"""
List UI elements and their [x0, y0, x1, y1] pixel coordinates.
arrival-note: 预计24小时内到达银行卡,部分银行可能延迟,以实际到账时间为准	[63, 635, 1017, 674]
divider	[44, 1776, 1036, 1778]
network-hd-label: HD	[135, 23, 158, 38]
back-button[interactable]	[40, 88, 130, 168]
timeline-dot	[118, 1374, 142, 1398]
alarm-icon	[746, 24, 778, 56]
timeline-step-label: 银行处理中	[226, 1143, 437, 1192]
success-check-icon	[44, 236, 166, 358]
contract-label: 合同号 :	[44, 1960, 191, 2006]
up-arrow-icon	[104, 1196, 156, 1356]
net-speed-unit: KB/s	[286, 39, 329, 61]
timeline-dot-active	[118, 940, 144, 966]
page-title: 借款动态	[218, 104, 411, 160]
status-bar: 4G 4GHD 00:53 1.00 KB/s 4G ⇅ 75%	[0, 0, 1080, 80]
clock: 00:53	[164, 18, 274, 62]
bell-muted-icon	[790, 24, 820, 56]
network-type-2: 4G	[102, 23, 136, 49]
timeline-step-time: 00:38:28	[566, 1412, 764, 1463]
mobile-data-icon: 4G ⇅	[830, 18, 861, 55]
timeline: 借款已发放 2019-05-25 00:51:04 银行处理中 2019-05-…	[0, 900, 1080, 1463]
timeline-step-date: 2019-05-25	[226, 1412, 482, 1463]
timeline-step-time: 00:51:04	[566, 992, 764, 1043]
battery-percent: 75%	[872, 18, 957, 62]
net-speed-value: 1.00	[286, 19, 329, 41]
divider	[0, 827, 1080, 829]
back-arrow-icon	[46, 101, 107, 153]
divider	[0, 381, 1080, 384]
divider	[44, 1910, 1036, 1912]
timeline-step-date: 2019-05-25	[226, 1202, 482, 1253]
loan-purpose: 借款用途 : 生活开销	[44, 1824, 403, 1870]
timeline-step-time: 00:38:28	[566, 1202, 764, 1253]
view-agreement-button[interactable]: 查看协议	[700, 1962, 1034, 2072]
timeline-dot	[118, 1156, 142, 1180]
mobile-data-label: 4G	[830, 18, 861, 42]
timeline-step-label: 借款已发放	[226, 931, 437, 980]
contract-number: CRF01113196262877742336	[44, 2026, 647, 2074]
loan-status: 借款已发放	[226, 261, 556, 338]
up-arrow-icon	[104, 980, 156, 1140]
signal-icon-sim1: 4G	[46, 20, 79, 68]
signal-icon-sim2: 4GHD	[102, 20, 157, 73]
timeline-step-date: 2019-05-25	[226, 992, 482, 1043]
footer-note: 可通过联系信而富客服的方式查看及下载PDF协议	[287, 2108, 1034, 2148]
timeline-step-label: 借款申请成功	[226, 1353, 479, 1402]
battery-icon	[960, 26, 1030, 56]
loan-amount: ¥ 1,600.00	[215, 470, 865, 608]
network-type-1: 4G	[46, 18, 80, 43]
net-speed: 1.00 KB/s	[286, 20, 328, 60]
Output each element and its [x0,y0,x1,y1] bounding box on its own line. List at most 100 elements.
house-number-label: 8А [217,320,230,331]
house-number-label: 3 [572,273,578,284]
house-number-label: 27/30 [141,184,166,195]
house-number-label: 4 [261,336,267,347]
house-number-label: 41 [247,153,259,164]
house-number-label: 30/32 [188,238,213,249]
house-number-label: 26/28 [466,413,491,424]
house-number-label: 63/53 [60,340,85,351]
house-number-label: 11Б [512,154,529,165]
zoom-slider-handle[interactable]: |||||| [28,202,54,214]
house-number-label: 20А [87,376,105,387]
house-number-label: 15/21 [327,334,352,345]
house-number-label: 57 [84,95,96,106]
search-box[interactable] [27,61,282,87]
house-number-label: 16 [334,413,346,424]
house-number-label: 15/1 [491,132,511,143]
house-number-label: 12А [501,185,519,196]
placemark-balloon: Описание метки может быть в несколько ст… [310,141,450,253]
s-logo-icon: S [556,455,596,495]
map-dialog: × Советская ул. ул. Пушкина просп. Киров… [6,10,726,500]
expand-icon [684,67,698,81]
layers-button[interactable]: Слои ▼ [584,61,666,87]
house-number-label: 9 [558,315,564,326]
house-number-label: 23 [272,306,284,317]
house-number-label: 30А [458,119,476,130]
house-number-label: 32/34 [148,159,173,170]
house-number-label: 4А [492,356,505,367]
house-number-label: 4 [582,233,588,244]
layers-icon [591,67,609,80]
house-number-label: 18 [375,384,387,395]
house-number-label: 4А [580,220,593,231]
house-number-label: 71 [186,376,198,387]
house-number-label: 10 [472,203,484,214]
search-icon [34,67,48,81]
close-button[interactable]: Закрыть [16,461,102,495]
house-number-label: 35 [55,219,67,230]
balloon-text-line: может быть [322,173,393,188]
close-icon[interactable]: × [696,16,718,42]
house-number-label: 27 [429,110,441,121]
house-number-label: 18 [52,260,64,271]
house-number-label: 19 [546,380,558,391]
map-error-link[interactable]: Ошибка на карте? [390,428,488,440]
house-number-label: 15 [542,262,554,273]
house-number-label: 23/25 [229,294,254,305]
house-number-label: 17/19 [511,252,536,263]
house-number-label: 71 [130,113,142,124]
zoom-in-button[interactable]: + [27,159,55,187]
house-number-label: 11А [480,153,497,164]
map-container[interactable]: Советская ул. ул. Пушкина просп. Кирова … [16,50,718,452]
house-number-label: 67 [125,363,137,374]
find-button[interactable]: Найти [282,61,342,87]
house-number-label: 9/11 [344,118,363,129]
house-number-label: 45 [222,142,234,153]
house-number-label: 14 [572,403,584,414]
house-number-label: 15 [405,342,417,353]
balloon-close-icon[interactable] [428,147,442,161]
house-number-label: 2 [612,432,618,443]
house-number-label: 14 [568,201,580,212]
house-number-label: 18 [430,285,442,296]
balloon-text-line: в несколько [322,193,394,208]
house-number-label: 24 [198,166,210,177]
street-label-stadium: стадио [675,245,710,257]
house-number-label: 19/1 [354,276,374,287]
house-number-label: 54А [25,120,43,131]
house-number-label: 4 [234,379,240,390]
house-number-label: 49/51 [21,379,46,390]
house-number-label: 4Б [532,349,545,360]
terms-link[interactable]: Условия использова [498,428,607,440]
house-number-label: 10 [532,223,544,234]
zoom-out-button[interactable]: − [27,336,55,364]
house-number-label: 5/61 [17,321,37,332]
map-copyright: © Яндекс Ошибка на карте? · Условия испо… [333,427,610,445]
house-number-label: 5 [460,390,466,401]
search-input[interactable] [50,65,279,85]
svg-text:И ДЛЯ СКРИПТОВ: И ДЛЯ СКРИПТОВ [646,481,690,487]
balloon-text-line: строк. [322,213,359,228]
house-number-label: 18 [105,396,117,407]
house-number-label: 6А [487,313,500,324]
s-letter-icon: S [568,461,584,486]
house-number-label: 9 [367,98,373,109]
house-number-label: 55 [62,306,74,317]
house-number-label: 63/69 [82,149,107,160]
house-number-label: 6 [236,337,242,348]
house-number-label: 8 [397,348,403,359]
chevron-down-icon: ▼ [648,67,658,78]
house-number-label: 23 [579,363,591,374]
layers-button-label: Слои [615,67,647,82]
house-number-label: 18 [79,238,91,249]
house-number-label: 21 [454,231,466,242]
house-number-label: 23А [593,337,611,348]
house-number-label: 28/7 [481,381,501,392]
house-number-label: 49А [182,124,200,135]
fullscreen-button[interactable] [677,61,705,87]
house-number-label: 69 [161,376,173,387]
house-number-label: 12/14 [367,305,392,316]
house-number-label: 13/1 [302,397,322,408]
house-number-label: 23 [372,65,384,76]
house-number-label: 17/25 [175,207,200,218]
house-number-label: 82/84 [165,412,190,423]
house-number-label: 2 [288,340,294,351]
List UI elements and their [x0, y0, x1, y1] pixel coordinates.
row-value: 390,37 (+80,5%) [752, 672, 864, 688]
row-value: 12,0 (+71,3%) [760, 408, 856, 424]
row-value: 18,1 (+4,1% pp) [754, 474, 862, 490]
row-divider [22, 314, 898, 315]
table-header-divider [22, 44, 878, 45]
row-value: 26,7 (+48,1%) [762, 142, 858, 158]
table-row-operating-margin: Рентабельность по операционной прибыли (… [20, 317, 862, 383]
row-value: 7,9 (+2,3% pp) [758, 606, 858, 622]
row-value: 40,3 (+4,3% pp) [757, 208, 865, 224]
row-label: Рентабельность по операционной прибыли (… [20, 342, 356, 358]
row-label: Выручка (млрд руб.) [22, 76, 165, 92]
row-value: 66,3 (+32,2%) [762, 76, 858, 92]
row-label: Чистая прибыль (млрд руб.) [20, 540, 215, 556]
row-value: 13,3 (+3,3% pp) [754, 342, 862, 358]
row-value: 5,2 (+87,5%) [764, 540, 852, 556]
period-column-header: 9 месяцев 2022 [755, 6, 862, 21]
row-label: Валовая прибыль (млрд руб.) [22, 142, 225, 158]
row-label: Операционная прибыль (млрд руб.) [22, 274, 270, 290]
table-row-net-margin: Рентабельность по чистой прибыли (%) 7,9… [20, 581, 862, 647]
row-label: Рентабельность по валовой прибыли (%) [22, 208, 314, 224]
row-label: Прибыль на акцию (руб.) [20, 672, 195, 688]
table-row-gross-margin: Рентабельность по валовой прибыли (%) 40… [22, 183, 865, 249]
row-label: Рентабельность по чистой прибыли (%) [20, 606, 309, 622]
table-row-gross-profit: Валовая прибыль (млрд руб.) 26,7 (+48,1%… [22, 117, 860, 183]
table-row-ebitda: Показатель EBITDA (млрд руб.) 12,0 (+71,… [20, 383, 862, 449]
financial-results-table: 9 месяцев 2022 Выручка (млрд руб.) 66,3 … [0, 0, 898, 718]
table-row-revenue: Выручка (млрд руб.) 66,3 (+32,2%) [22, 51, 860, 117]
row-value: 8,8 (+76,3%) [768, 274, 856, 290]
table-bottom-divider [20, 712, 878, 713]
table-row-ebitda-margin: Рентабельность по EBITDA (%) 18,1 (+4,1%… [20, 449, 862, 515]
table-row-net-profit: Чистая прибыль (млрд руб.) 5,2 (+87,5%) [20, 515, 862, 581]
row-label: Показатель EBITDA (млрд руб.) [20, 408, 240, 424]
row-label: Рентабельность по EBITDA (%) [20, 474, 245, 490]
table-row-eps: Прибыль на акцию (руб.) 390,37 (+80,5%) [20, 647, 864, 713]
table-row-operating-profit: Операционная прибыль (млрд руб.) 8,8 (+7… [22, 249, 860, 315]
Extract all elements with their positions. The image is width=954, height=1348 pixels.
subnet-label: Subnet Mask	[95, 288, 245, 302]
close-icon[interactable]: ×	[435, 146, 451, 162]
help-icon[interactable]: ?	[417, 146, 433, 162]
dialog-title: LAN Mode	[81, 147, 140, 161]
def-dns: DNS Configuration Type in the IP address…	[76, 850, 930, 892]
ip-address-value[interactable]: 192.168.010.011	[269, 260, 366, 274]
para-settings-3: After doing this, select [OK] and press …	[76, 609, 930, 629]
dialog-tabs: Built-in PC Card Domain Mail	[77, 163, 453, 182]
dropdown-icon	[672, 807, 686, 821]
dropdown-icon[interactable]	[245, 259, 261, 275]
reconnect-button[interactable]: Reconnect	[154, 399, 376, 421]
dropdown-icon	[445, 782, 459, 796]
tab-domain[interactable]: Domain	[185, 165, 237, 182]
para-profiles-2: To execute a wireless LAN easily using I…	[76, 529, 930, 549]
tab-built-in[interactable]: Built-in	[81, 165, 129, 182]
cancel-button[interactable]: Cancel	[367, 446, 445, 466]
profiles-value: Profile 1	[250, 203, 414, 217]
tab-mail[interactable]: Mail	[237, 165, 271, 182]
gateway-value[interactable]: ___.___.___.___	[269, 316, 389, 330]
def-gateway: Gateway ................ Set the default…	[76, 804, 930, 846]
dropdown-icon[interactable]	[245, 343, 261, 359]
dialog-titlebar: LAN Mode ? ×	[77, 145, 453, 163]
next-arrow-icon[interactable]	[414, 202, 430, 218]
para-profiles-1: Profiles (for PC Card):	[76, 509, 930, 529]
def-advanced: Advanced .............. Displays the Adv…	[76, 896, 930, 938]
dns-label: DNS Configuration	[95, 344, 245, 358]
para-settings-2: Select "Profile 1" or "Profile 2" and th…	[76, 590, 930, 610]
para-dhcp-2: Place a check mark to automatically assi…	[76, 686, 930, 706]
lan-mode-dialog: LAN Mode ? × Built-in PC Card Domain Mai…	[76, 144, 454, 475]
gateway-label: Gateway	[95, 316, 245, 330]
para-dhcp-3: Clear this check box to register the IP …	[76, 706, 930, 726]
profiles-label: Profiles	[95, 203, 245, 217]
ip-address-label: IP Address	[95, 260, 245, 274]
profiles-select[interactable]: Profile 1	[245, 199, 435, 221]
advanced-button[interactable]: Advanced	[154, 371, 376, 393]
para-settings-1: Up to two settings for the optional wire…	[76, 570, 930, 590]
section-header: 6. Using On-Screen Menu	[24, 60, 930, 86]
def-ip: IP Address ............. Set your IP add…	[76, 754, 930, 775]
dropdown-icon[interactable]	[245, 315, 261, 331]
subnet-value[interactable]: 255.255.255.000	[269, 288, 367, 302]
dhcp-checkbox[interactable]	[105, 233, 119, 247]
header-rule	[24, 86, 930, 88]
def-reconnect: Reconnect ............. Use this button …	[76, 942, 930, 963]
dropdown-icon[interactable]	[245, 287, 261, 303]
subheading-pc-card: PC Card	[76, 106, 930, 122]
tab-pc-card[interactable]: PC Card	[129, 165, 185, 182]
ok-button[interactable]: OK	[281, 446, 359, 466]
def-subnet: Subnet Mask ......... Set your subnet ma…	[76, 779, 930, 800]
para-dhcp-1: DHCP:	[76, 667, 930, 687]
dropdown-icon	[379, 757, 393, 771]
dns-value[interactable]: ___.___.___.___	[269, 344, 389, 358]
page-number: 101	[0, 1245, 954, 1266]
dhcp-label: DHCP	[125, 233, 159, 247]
"""
** Stated task **
Reproduce the records line for line, starting at the first line and continuing up to and including the line containing "1910, 1036, 1912]".

** Expected output **
List UI elements and their [x0, y0, x1, y1] pixel coordinates.
arrival-note: 预计24小时内到达银行卡,部分银行可能延迟,以实际到账时间为准	[63, 635, 1017, 674]
divider	[44, 1776, 1036, 1778]
network-hd-label: HD	[135, 23, 158, 38]
back-button[interactable]	[40, 88, 130, 168]
timeline-dot	[118, 1374, 142, 1398]
alarm-icon	[746, 24, 778, 56]
timeline-step-label: 银行处理中	[226, 1143, 437, 1192]
success-check-icon	[44, 236, 166, 358]
contract-label: 合同号 :	[44, 1960, 191, 2006]
up-arrow-icon	[104, 1196, 156, 1356]
net-speed-unit: KB/s	[286, 39, 329, 61]
timeline-dot-active	[118, 940, 144, 966]
page-title: 借款动态	[218, 104, 411, 160]
status-bar: 4G 4GHD 00:53 1.00 KB/s 4G ⇅ 75%	[0, 0, 1080, 80]
clock: 00:53	[164, 18, 274, 62]
bell-muted-icon	[790, 24, 820, 56]
network-type-2: 4G	[102, 23, 136, 49]
timeline-step-time: 00:38:28	[566, 1412, 764, 1463]
mobile-data-icon: 4G ⇅	[830, 18, 861, 55]
timeline: 借款已发放 2019-05-25 00:51:04 银行处理中 2019-05-…	[0, 900, 1080, 1463]
timeline-step-date: 2019-05-25	[226, 1412, 482, 1463]
timeline-step-time: 00:51:04	[566, 992, 764, 1043]
battery-percent: 75%	[872, 18, 957, 62]
net-speed-value: 1.00	[286, 19, 329, 41]
divider	[0, 827, 1080, 829]
back-arrow-icon	[46, 101, 107, 153]
divider	[0, 381, 1080, 384]
divider	[44, 1910, 1036, 1912]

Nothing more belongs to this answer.